[Exercise instructions]
Could you give the data below again, exactly and completely?

Figure dataset records:
************

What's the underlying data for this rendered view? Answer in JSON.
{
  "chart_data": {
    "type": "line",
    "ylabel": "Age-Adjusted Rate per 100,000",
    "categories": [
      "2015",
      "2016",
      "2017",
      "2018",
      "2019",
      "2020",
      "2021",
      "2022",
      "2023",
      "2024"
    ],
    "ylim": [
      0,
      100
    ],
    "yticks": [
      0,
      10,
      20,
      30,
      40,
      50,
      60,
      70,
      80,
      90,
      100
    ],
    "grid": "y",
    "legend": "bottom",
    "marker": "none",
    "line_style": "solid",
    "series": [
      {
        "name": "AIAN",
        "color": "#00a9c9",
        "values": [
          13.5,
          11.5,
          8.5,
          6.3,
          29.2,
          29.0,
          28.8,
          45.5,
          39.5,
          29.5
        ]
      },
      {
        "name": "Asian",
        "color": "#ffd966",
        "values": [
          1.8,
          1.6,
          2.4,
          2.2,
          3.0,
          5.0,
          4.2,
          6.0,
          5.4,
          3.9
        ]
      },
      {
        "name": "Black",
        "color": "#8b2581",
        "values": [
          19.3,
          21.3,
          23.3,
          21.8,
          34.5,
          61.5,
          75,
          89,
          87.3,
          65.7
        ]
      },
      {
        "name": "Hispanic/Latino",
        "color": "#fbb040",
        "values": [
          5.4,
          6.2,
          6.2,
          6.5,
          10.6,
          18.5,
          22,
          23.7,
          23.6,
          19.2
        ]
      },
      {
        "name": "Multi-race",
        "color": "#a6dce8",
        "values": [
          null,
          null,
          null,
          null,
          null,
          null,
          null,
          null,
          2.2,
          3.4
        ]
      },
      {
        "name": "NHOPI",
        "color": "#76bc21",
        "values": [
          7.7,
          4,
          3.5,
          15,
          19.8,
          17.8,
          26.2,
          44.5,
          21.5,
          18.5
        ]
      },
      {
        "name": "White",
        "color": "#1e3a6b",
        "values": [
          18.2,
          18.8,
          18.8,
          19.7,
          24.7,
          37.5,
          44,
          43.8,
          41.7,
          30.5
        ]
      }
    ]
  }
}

************

[Reply]
What's the underlying data for this rendered view? Answer in JSON.
{
  "chart_data": {
    "type": "line",
    "ylabel": "Age-Adjusted Rate per 100,000",
    "categories": [
      "2015",
      "2016",
      "2017",
      "2018",
      "2019",
      "2020",
      "2021",
      "2022",
      "2023",
      "2024"
    ],
    "ylim": [
      0,
      100
    ],
    "yticks": [
      0,
      10,
      20,
      30,
      40,
      50,
      60,
      70,
      80,
      90,
      100
    ],
    "grid": "y",
    "legend": "bottom",
    "marker": "none",
    "line_style": "solid",
    "series": [
      {
        "name": "AIAN",
        "color": "#00a9c9",
        "values": [
          13.5,
          11.5,
          8.5,
          6.3,
          29.2,
          29.0,
          28.8,
          45.5,
          39.5,
          29.5
        ]
      },
      {
        "name": "Asian",
        "color": "#ffd966",
        "values": [
          1.8,
          1.6,
          2.4,
          2.2,
          3.0,
          5.0,
          4.2,
          6.0,
          5.4,
          3.9
        ]
      },
      {
        "name": "Black",
        "color": "#8b2581",
        "values": [
          19.3,
          21.3,
          23.3,
          21.8,
          34.5,
          61.5,
          75,
          89,
          87.3,
          65.7
        ]
      },
      {
        "name": "Hispanic/Latino",
        "color": "#fbb040",
        "values": [
          5.4,
          6.2,
          6.2,
          6.5,
          10.6,
          18.5,
          22,
          23.7,
          23.6,
          19.2
        ]
      },
      {
        "name": "Multi-race",
        "color": "#a6dce8",
        "values": [
          null,
          null,
          null,
          null,
          null,
          null,
          null,
          null,
          2.2,
          3.4
        ]
      },
      {
        "name": "NHOPI",
        "color": "#76bc21",
        "values": [
          7.7,
          4,
          3.5,
          15,
          19.8,
          17.8,
          26.2,
          44.5,
          21.5,
          18.5
        ]
      },
      {
        "name": "White",
        "color": "#1e3a6b",
        "values": [
          18.2,
          18.8,
          18.8,
          19.7,
          24.7,
          37.5,
          44,
          43.8,
          41.7,
          30.5
        ]
      }
    ]
  }
}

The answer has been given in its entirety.